-- START --

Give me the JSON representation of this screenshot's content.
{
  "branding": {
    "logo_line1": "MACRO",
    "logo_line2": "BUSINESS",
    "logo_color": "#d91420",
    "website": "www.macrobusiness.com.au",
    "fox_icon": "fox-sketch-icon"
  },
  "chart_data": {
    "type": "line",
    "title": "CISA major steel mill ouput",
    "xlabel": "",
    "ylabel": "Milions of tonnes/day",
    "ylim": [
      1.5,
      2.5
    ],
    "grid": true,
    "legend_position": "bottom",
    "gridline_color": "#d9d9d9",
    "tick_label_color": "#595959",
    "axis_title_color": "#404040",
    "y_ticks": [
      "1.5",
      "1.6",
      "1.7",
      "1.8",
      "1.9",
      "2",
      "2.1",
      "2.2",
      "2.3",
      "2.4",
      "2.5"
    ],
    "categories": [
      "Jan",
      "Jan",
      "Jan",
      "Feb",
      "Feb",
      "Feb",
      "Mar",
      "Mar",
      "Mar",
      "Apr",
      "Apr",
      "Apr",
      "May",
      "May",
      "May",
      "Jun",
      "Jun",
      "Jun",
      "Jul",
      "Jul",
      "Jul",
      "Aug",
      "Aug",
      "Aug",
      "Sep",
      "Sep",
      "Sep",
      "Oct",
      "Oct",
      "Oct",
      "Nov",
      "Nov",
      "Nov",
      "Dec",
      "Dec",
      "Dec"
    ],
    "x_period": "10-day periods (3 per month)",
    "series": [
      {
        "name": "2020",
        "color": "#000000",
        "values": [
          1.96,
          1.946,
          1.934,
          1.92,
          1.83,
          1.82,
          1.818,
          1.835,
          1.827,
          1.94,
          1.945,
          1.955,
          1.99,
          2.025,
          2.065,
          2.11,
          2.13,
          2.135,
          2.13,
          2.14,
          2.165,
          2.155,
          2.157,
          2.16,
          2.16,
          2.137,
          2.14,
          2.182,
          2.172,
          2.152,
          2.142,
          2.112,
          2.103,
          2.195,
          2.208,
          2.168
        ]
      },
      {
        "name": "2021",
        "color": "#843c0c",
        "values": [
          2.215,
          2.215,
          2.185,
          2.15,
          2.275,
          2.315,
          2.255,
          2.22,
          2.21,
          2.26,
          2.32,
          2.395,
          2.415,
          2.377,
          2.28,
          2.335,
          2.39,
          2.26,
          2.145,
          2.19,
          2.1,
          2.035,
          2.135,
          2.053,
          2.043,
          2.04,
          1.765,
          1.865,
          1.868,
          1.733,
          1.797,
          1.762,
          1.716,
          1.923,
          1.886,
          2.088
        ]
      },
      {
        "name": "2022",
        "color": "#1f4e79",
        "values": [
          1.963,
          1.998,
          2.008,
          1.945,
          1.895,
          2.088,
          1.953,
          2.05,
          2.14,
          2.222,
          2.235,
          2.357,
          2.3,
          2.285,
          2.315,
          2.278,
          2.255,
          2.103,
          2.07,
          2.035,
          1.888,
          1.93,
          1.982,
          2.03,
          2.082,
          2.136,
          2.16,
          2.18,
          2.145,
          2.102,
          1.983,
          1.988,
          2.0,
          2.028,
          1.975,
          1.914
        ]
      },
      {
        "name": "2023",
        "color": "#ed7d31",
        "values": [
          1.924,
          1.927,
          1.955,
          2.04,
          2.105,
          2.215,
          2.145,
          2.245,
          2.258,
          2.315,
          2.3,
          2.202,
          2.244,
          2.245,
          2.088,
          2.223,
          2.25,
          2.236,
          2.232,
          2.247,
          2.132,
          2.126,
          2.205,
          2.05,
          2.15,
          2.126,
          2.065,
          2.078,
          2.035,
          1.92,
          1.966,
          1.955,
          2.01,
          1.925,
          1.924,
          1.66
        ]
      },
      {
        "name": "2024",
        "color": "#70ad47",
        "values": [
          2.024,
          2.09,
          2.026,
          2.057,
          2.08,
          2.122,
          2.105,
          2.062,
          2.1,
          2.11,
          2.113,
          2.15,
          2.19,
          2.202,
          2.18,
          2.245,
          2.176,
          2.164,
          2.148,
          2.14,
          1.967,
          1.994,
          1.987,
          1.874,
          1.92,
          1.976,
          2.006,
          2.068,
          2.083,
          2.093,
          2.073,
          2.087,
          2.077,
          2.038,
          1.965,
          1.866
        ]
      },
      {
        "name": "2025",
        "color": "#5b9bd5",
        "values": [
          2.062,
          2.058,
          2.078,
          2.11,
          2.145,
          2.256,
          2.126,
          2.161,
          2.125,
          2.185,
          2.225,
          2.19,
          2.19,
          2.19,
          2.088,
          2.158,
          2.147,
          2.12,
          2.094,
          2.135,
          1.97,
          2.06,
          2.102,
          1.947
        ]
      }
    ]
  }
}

-- END --

Above are the records; retype every one exactly.

→ Completed task
Give me the JSON representation of this screenshot's content.
{
  "branding": {
    "logo_line1": "MACRO",
    "logo_line2": "BUSINESS",
    "logo_color": "#d91420",
    "website": "www.macrobusiness.com.au",
    "fox_icon": "fox-sketch-icon"
  },
  "chart_data": {
    "type": "line",
    "title": "CISA major steel mill ouput",
    "xlabel": "",
    "ylabel": "Milions of tonnes/day",
    "ylim": [
      1.5,
      2.5
    ],
    "grid": true,
    "legend_position": "bottom",
    "gridline_color": "#d9d9d9",
    "tick_label_color": "#595959",
    "axis_title_color": "#404040",
    "y_ticks": [
      "1.5",
      "1.6",
      "1.7",
      "1.8",
      "1.9",
      "2",
      "2.1",
      "2.2",
      "2.3",
      "2.4",
      "2.5"
    ],
    "categories": [
      "Jan",
      "Jan",
      "Jan",
      "Feb",
      "Feb",
      "Feb",
      "Mar",
      "Mar",
      "Mar",
      "Apr",
      "Apr",
      "Apr",
      "May",
      "May",
      "May",
      "Jun",
      "Jun",
      "Jun",
      "Jul",
      "Jul",
      "Jul",
      "Aug",
      "Aug",
      "Aug",
      "Sep",
      "Sep",
      "Sep",
      "Oct",
      "Oct",
      "Oct",
      "Nov",
      "Nov",
      "Nov",
      "Dec",
      "Dec",
      "Dec"
    ],
    "x_period": "10-day periods (3 per month)",
    "series": [
      {
        "name": "2020",
        "color": "#000000",
        "values": [
          1.96,
          1.946,
          1.934,
          1.92,
          1.83,
          1.82,
          1.818,
          1.835,
          1.827,
          1.94,
          1.945,
          1.955,
          1.99,
          2.025,
          2.065,
          2.11,
          2.13,
          2.135,
          2.13,
          2.14,
          2.165,
          2.155,
          2.157,
          2.16,
          2.16,
          2.137,
          2.14,
          2.182,
          2.172,
          2.152,
          2.142,
          2.112,
          2.103,
          2.195,
          2.208,
          2.168
        ]
      },
      {
        "name": "2021",
        "color": "#843c0c",
        "values": [
          2.215,
          2.215,
          2.185,
          2.15,
          2.275,
          2.315,
          2.255,
          2.22,
          2.21,
          2.26,
          2.32,
          2.395,
          2.415,
          2.377,
          2.28,
          2.335,
          2.39,
          2.26,
          2.145,
          2.19,
          2.1,
          2.035,
          2.135,
          2.053,
          2.043,
          2.04,
          1.765,
          1.865,
          1.868,
          1.733,
          1.797,
          1.762,
          1.716,
          1.923,
          1.886,
          2.088
        ]
      },
      {
        "name": "2022",
        "color": "#1f4e79",
        "values": [
          1.963,
          1.998,
          2.008,
          1.945,
          1.895,
          2.088,
          1.953,
          2.05,
          2.14,
          2.222,
          2.235,
          2.357,
          2.3,
          2.285,
          2.315,
          2.278,
          2.255,
          2.103,
          2.07,
          2.035,
          1.888,
          1.93,
          1.982,
          2.03,
          2.082,
          2.136,
          2.16,
          2.18,
          2.145,
          2.102,
          1.983,
          1.988,
          2.0,
          2.028,
          1.975,
          1.914
        ]
      },
      {
        "name": "2023",
        "color": "#ed7d31",
        "values": [
          1.924,
          1.927,
          1.955,
          2.04,
          2.105,
          2.215,
          2.145,
          2.245,
          2.258,
          2.315,
          2.3,
          2.202,
          2.244,
          2.245,
          2.088,
          2.223,
          2.25,
          2.236,
          2.232,
          2.247,
          2.132,
          2.126,
          2.205,
          2.05,
          2.15,
          2.126,
          2.065,
          2.078,
          2.035,
          1.92,
          1.966,
          1.955,
          2.01,
          1.925,
          1.924,
          1.66
        ]
      },
      {
        "name": "2024",
        "color": "#70ad47",
        "values": [
          2.024,
          2.09,
          2.026,
          2.057,
          2.08,
          2.122,
          2.105,
          2.062,
          2.1,
          2.11,
          2.113,
          2.15,
          2.19,
          2.202,
          2.18,
          2.245,
          2.176,
          2.164,
          2.148,
          2.14,
          1.967,
          1.994,
          1.987,
          1.874,
          1.92,
          1.976,
          2.006,
          2.068,
          2.083,
          2.093,
          2.073,
          2.087,
          2.077,
          2.038,
          1.965,
          1.866
        ]
      },
      {
        "name": "2025",
        "color": "#5b9bd5",
        "values": [
          2.062,
          2.058,
          2.078,
          2.11,
          2.145,
          2.256,
          2.126,
          2.161,
          2.125,
          2.185,
          2.225,
          2.19,
          2.19,
          2.19,
          2.088,
          2.158,
          2.147,
          2.12,
          2.094,
          2.135,
          1.97,
          2.06,
          2.102,
          1.947
        ]
      }
    ]
  }
}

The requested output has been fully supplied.